**DIRECTIONS FOR THIS TASK**
The entries below should be transcribed in their entirety, exactly as written.

**PROVIDED MATERIAL**
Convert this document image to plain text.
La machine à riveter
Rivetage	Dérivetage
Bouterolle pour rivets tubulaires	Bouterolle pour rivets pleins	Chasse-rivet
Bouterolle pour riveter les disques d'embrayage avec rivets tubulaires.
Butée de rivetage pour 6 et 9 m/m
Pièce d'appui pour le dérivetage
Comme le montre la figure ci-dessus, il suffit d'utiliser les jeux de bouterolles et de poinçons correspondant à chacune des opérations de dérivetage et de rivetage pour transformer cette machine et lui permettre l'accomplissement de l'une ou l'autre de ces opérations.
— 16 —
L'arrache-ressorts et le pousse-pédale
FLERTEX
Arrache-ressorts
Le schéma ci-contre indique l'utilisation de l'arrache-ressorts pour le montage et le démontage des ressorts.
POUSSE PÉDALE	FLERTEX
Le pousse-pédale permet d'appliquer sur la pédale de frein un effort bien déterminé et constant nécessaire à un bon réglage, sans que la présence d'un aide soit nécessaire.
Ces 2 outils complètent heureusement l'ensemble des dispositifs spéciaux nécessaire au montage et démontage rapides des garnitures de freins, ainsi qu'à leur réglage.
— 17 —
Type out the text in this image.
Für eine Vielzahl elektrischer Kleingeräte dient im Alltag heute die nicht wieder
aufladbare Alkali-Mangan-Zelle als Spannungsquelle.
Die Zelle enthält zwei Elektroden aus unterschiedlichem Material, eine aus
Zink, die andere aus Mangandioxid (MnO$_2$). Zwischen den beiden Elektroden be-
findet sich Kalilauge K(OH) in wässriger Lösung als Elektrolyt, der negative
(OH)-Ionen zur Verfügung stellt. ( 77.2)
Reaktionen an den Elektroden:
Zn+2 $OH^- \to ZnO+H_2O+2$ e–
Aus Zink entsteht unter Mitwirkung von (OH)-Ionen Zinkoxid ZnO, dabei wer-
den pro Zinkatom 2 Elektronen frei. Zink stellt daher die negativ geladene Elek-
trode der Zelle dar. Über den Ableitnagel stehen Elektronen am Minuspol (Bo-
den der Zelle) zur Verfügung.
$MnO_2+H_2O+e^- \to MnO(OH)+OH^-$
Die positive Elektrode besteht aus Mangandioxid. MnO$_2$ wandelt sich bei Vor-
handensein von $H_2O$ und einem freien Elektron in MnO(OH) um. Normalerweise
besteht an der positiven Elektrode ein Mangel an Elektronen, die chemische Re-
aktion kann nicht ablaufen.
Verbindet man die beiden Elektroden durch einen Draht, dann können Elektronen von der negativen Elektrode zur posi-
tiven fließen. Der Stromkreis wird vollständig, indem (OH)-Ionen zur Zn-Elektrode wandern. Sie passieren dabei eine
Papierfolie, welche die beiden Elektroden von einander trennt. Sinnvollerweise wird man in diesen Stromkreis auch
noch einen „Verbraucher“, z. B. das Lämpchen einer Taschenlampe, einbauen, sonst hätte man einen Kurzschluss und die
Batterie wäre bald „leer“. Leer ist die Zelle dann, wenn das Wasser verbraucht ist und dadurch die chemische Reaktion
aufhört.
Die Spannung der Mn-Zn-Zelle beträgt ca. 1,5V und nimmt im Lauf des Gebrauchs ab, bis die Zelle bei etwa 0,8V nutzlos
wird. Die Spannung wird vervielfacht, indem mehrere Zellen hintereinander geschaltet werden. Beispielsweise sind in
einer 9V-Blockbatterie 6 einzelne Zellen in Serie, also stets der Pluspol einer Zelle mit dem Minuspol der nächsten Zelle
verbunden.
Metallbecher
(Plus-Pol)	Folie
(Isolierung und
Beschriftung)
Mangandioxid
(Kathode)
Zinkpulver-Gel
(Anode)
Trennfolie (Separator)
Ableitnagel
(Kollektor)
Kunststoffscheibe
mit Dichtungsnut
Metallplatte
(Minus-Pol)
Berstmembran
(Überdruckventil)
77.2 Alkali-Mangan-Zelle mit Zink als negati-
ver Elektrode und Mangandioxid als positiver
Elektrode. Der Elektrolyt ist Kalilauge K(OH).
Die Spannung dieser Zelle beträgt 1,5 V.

**THE ANSWER**
Convert this document image to plain text.
La machine à riveter
Rivetage	Dérivetage
Bouterolle pour rivets tubulaires	Bouterolle pour rivets pleins	Chasse-rivet
Bouterolle pour riveter les disques d'embrayage avec rivets tubulaires.
Butée de rivetage pour 6 et 9 m/m
Pièce d'appui pour le dérivetage
Comme le montre la figure ci-dessus, il suffit d'utiliser les jeux de bouterolles et de poinçons correspondant à chacune des opérations de dérivetage et de rivetage pour transformer cette machine et lui permettre l'accomplissement de l'une ou l'autre de ces opérations.
— 16 —
L'arrache-ressorts et le pousse-pédale
FLERTEX
Arrache-ressorts
Le schéma ci-contre indique l'utilisation de l'arrache-ressorts pour le montage et le démontage des ressorts.
POUSSE PÉDALE	FLERTEX
Le pousse-pédale permet d'appliquer sur la pédale de frein un effort bien déterminé et constant nécessaire à un bon réglage, sans que la présence d'un aide soit nécessaire.
Ces 2 outils complètent heureusement l'ensemble des dispositifs spéciaux nécessaire au montage et démontage rapides des garnitures de freins, ainsi qu'à leur réglage.
— 17 —
Type out the text in this image.
Für eine Vielzahl elektrischer Kleingeräte dient im Alltag heute die nicht wieder
aufladbare Alkali-Mangan-Zelle als Spannungsquelle.
Die Zelle enthält zwei Elektroden aus unterschiedlichem Material, eine aus
Zink, die andere aus Mangandioxid (MnO$_2$). Zwischen den beiden Elektroden be-
findet sich Kalilauge K(OH) in wässriger Lösung als Elektrolyt, der negative
(OH)-Ionen zur Verfügung stellt. ( 77.2)
Reaktionen an den Elektroden:
Zn+2 $OH^- \to ZnO+H_2O+2$ e–
Aus Zink entsteht unter Mitwirkung von (OH)-Ionen Zinkoxid ZnO, dabei wer-
den pro Zinkatom 2 Elektronen frei. Zink stellt daher die negativ geladene Elek-
trode der Zelle dar. Über den Ableitnagel stehen Elektronen am Minuspol (Bo-
den der Zelle) zur Verfügung.
$MnO_2+H_2O+e^- \to MnO(OH)+OH^-$
Die positive Elektrode besteht aus Mangandioxid. MnO$_2$ wandelt sich bei Vor-
handensein von $H_2O$ und einem freien Elektron in MnO(OH) um. Normalerweise
besteht an der positiven Elektrode ein Mangel an Elektronen, die chemische Re-
aktion kann nicht ablaufen.
Verbindet man die beiden Elektroden durch einen Draht, dann können Elektronen von der negativen Elektrode zur posi-
tiven fließen. Der Stromkreis wird vollständig, indem (OH)-Ionen zur Zn-Elektrode wandern. Sie passieren dabei eine
Papierfolie, welche die beiden Elektroden von einander trennt. Sinnvollerweise wird man in diesen Stromkreis auch
noch einen „Verbraucher“, z. B. das Lämpchen einer Taschenlampe, einbauen, sonst hätte man einen Kurzschluss und die
Batterie wäre bald „leer“. Leer ist die Zelle dann, wenn das Wasser verbraucht ist und dadurch die chemische Reaktion
aufhört.
Die Spannung der Mn-Zn-Zelle beträgt ca. 1,5V und nimmt im Lauf des Gebrauchs ab, bis die Zelle bei etwa 0,8V nutzlos
wird. Die Spannung wird vervielfacht, indem mehrere Zellen hintereinander geschaltet werden. Beispielsweise sind in
einer 9V-Blockbatterie 6 einzelne Zellen in Serie, also stets der Pluspol einer Zelle mit dem Minuspol der nächsten Zelle
verbunden.
Metallbecher
(Plus-Pol)	Folie
(Isolierung und
Beschriftung)
Mangandioxid
(Kathode)
Zinkpulver-Gel
(Anode)
Trennfolie (Separator)
Ableitnagel
(Kollektor)
Kunststoffscheibe
mit Dichtungsnut
Metallplatte
(Minus-Pol)
Berstmembran
(Überdruckventil)
77.2 Alkali-Mangan-Zelle mit Zink als negati-
ver Elektrode und Mangandioxid als positiver
Elektrode. Der Elektrolyt ist Kalilauge K(OH).
Die Spannung dieser Zelle beträgt 1,5 V.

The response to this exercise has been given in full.